(Written problem):
Below are records. Copy every line with "фотографий" in it.

****************

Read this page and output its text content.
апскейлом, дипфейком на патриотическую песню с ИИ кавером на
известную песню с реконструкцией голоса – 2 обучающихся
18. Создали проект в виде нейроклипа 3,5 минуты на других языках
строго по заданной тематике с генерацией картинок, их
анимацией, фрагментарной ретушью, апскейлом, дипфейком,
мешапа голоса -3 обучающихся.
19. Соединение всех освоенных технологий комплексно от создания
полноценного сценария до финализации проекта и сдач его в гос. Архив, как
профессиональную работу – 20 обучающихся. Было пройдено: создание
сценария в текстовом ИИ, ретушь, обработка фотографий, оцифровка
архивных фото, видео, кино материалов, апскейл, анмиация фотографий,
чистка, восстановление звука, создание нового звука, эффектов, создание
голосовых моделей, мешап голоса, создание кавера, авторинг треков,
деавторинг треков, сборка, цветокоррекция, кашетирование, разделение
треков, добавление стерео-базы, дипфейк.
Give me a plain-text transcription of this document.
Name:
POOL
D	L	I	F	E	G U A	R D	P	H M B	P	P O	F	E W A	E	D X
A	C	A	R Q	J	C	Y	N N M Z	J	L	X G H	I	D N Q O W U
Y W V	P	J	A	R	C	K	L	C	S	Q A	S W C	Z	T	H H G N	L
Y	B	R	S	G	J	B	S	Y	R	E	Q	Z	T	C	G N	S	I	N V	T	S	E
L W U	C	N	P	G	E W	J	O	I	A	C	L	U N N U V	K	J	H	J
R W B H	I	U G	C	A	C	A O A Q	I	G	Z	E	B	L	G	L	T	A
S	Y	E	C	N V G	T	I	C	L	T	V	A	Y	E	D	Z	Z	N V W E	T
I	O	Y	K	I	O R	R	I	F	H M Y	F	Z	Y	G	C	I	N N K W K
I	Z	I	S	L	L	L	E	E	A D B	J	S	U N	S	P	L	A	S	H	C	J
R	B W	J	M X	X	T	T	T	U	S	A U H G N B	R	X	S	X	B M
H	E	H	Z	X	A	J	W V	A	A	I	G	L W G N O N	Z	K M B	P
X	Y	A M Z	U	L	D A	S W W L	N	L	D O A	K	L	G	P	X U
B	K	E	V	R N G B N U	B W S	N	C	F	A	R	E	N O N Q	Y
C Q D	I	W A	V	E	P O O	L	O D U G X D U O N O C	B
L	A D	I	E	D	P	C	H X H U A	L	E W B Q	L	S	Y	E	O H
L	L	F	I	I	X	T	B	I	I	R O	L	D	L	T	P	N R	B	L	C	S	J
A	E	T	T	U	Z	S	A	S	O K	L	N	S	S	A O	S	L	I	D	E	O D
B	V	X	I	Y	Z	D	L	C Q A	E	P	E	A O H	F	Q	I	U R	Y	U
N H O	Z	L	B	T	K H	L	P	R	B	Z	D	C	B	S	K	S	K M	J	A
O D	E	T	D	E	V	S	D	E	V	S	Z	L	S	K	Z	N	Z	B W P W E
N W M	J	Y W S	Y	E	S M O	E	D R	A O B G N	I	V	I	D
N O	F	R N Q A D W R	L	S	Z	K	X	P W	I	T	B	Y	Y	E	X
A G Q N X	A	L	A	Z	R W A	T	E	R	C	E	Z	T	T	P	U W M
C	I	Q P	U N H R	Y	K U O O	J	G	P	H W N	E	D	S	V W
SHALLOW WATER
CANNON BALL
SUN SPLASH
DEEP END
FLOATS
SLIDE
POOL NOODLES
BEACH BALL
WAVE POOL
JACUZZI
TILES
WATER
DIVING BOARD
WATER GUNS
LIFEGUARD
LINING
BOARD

****************

(Reply to the exercise):
сценария в текстовом ИИ, ретушь, обработка фотографий, оцифровка
архивных фото, видео, кино материалов, апскейл, анмиация фотографий,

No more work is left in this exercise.